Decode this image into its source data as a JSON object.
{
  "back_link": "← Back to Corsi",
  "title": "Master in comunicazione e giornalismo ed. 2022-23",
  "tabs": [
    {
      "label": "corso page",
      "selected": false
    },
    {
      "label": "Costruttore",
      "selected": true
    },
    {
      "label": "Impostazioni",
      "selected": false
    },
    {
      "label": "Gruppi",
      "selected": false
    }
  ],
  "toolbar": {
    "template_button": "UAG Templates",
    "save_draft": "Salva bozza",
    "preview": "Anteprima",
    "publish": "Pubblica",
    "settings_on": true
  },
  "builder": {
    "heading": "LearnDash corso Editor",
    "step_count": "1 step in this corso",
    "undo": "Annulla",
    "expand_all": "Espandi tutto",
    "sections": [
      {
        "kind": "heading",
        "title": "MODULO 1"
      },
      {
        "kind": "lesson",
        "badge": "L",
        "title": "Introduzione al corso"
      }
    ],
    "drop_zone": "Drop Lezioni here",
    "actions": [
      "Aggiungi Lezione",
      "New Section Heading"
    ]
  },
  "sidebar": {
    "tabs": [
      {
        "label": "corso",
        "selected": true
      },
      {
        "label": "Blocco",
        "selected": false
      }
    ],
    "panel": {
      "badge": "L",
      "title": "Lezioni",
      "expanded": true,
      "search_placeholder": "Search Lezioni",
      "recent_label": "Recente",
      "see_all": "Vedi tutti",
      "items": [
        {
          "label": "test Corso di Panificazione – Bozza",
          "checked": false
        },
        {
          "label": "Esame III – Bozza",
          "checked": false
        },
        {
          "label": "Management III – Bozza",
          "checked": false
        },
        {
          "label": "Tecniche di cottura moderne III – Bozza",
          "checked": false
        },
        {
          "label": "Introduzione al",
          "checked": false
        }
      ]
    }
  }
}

= Exercise brief =
In the material above, how many lines hold the word "this"? Say only the number.

= Exercise answer =
2